INSTRUCTION: Pull out every line below holding the word "tiêu".

((

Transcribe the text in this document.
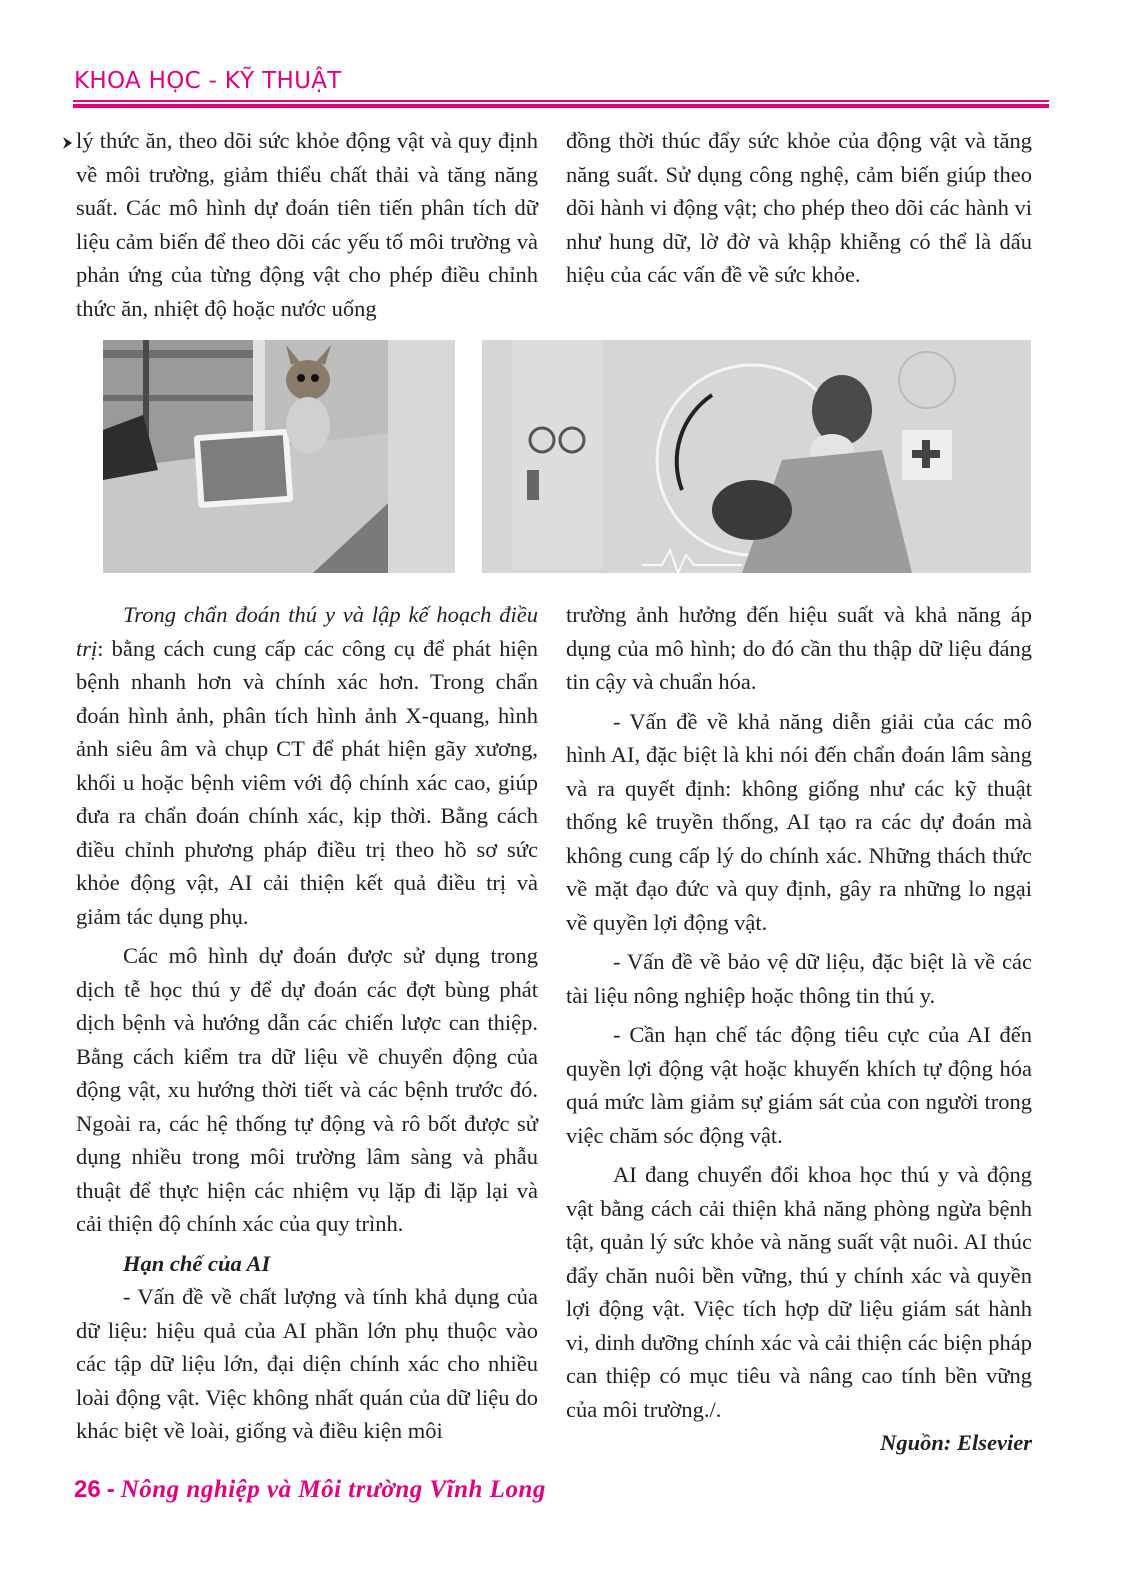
KHOA HỌC - KỸ THUẬT

lý thức ăn, theo dõi sức khỏe động vật và quy định về môi trường, giảm thiểu chất thải và tăng năng suất. Các mô hình dự đoán tiên tiến phân tích dữ liệu cảm biến để theo dõi các yếu tố môi trường và phản ứng của từng động vật cho phép điều chỉnh thức ăn, nhiệt độ hoặc nước uống

đồng thời thúc đẩy sức khỏe của động vật và tăng năng suất. Sử dụng công nghệ, cảm biến giúp theo dõi hành vi động vật; cho phép theo dõi các hành vi như hung dữ, lờ đờ và khập khiễng có thể là dấu hiệu của các vấn đề về sức khỏe.

Trong chẩn đoán thú y và lập kế hoạch điều trị: bằng cách cung cấp các công cụ để phát hiện bệnh nhanh hơn và chính xác hơn. Trong chẩn đoán hình ảnh, phân tích hình ảnh X-quang, hình ảnh siêu âm và chụp CT để phát hiện gãy xương, khối u hoặc bệnh viêm với độ chính xác cao, giúp đưa ra chẩn đoán chính xác, kịp thời. Bằng cách điều chỉnh phương pháp điều trị theo hồ sơ sức khỏe động vật, AI cải thiện kết quả điều trị và giảm tác dụng phụ.

Các mô hình dự đoán được sử dụng trong dịch tễ học thú y để dự đoán các đợt bùng phát dịch bệnh và hướng dẫn các chiến lược can thiệp. Bằng cách kiểm tra dữ liệu về chuyển động của động vật, xu hướng thời tiết và các bệnh trước đó. Ngoài ra, các hệ thống tự động và rô bốt được sử dụng nhiều trong môi trường lâm sàng và phẫu thuật để thực hiện các nhiệm vụ lặp đi lặp lại và cải thiện độ chính xác của quy trình.

Hạn chế của AI

- Vấn đề về chất lượng và tính khả dụng của dữ liệu: hiệu quả của AI phần lớn phụ thuộc vào các tập dữ liệu lớn, đại diện chính xác cho nhiều loài động vật. Việc không nhất quán của dữ liệu do khác biệt về loài, giống và điều kiện môi

trường ảnh hưởng đến hiệu suất và khả năng áp dụng của mô hình; do đó cần thu thập dữ liệu đáng tin cậy và chuẩn hóa.

- Vấn đề về khả năng diễn giải của các mô hình AI, đặc biệt là khi nói đến chẩn đoán lâm sàng và ra quyết định: không giống như các kỹ thuật thống kê truyền thống, AI tạo ra các dự đoán mà không cung cấp lý do chính xác. Những thách thức về mặt đạo đức và quy định, gây ra những lo ngại về quyền lợi động vật.

- Vấn đề về bảo vệ dữ liệu, đặc biệt là về các tài liệu nông nghiệp hoặc thông tin thú y.

- Cần hạn chế tác động tiêu cực của AI đến quyền lợi động vật hoặc khuyến khích tự động hóa quá mức làm giảm sự giám sát của con người trong việc chăm sóc động vật.

AI đang chuyển đổi khoa học thú y và động vật bằng cách cải thiện khả năng phòng ngừa bệnh tật, quản lý sức khỏe và năng suất vật nuôi. AI thúc đẩy chăn nuôi bền vững, thú y chính xác và quyền lợi động vật. Việc tích hợp dữ liệu giám sát hành vi, dinh dưỡng chính xác và cải thiện các biện pháp can thiệp có mục tiêu và nâng cao tính bền vững của môi trường./.

Nguồn: Elsevier

26 - Nông nghiệp và Môi trường Vĩnh Long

))

EXERCISE SOLUTION:
- Cần hạn chế tác động tiêu cực của AI đến quyền lợi động vật hoặc khuyến khích tự động hóa quá mức làm giảm sự giám sát của con người trong việc chăm sóc động vật.
AI đang chuyển đổi khoa học thú y và động vật bằng cách cải thiện khả năng phòng ngừa bệnh tật, quản lý sức khỏe và năng suất vật nuôi. AI thúc đẩy chăn nuôi bền vững, thú y chính xác và quyền lợi động vật. Việc tích hợp dữ liệu giám sát hành vi, dinh dưỡng chính xác và cải thiện các biện pháp can thiệp có mục tiêu và nâng cao tính bền vững của môi trường./.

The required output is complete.